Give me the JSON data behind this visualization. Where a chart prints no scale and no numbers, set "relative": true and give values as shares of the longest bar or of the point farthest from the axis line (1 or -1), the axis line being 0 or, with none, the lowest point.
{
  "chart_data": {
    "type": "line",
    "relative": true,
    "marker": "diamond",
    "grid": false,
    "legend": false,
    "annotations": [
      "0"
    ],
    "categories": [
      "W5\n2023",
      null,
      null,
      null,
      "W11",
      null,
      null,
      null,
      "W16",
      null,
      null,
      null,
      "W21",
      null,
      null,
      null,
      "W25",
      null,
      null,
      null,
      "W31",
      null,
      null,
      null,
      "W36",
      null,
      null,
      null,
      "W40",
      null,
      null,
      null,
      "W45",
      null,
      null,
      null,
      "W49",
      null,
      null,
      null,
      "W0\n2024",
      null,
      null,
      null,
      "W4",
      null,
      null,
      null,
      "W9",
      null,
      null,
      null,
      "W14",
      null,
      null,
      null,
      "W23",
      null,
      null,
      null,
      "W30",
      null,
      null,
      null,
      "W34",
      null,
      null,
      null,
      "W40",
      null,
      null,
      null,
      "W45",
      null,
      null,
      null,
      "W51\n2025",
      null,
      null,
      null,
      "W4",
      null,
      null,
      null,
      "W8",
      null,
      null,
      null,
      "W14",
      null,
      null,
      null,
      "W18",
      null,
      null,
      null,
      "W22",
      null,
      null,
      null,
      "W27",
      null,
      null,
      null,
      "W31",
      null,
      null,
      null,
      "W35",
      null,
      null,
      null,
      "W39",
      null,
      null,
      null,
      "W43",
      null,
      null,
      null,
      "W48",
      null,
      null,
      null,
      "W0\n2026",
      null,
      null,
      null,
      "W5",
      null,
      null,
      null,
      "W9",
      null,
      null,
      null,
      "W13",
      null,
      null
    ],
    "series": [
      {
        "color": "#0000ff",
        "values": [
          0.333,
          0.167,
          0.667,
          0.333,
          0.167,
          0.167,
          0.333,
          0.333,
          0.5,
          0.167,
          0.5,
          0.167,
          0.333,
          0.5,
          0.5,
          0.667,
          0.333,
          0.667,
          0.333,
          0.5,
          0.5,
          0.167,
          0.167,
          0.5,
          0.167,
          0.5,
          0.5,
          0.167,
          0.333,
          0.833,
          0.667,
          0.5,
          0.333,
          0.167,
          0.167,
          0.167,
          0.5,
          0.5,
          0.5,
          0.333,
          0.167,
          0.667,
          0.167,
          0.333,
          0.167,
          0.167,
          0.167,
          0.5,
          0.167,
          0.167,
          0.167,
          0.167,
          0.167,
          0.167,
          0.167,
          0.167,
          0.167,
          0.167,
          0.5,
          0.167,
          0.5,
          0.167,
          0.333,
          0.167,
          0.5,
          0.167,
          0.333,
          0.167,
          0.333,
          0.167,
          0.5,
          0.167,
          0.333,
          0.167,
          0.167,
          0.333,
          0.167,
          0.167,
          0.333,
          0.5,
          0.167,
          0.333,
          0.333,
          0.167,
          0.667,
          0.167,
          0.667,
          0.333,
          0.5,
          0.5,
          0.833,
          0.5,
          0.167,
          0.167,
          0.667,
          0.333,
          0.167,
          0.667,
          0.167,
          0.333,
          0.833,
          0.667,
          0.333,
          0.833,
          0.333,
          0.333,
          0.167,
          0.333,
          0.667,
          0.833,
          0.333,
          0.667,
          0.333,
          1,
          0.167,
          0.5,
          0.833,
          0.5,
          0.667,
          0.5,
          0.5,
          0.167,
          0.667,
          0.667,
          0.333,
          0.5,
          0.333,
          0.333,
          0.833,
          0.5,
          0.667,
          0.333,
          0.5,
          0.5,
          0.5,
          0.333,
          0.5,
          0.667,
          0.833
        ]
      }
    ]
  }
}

**DO THIS**:
Repeat the records above exactly, leaving none out.

**RESULT OF THE EXERCISE**:
Give me the JSON data behind this visualization. Where a chart prints no scale and no numbers, set "relative": true and give values as shares of the longest bar or of the point farthest from the axis line (1 or -1), the axis line being 0 or, with none, the lowest point.
{
  "chart_data": {
    "type": "line",
    "relative": true,
    "marker": "diamond",
    "grid": false,
    "legend": false,
    "annotations": [
      "0"
    ],
    "categories": [
      "W5\n2023",
      null,
      null,
      null,
      "W11",
      null,
      null,
      null,
      "W16",
      null,
      null,
      null,
      "W21",
      null,
      null,
      null,
      "W25",
      null,
      null,
      null,
      "W31",
      null,
      null,
      null,
      "W36",
      null,
      null,
      null,
      "W40",
      null,
      null,
      null,
      "W45",
      null,
      null,
      null,
      "W49",
      null,
      null,
      null,
      "W0\n2024",
      null,
      null,
      null,
      "W4",
      null,
      null,
      null,
      "W9",
      null,
      null,
      null,
      "W14",
      null,
      null,
      null,
      "W23",
      null,
      null,
      null,
      "W30",
      null,
      null,
      null,
      "W34",
      null,
      null,
      null,
      "W40",
      null,
      null,
      null,
      "W45",
      null,
      null,
      null,
      "W51\n2025",
      null,
      null,
      null,
      "W4",
      null,
      null,
      null,
      "W8",
      null,
      null,
      null,
      "W14",
      null,
      null,
      null,
      "W18",
      null,
      null,
      null,
      "W22",
      null,
      null,
      null,
      "W27",
      null,
      null,
      null,
      "W31",
      null,
      null,
      null,
      "W35",
      null,
      null,
      null,
      "W39",
      null,
      null,
      null,
      "W43",
      null,
      null,
      null,
      "W48",
      null,
      null,
      null,
      "W0\n2026",
      null,
      null,
      null,
      "W5",
      null,
      null,
      null,
      "W9",
      null,
      null,
      null,
      "W13",
      null,
      null
    ],
    "series": [
      {
        "color": "#0000ff",
        "values": [
          0.333,
          0.167,
          0.667,
          0.333,
          0.167,
          0.167,
          0.333,
          0.333,
          0.5,
          0.167,
          0.5,
          0.167,
          0.333,
          0.5,
          0.5,
          0.667,
          0.333,
          0.667,
          0.333,
          0.5,
          0.5,
          0.167,
          0.167,
          0.5,
          0.167,
          0.5,
          0.5,
          0.167,
          0.333,
          0.833,
          0.667,
          0.5,
          0.333,
          0.167,
          0.167,
          0.167,
          0.5,
          0.5,
          0.5,
          0.333,
          0.167,
          0.667,
          0.167,
          0.333,
          0.167,
          0.167,
          0.167,
          0.5,
          0.167,
          0.167,
          0.167,
          0.167,
          0.167,
          0.167,
          0.167,
          0.167,
          0.167,
          0.167,
          0.5,
          0.167,
          0.5,
          0.167,
          0.333,
          0.167,
          0.5,
          0.167,
          0.333,
          0.167,
          0.333,
          0.167,
          0.5,
          0.167,
          0.333,
          0.167,
          0.167,
          0.333,
          0.167,
          0.167,
          0.333,
          0.5,
          0.167,
          0.333,
          0.333,
          0.167,
          0.667,
          0.167,
          0.667,
          0.333,
          0.5,
          0.5,
          0.833,
          0.5,
          0.167,
          0.167,
          0.667,
          0.333,
          0.167,
          0.667,
          0.167,
          0.333,
          0.833,
          0.667,
          0.333,
          0.833,
          0.333,
          0.333,
          0.167,
          0.333,
          0.667,
          0.833,
          0.333,
          0.667,
          0.333,
          1,
          0.167,
          0.5,
          0.833,
          0.5,
          0.667,
          0.5,
          0.5,
          0.167,
          0.667,
          0.667,
          0.333,
          0.5,
          0.333,
          0.333,
          0.833,
          0.5,
          0.667,
          0.333,
          0.5,
          0.5,
          0.5,
          0.333,
          0.5,
          0.667,
          0.833
        ]
      }
    ]
  }
}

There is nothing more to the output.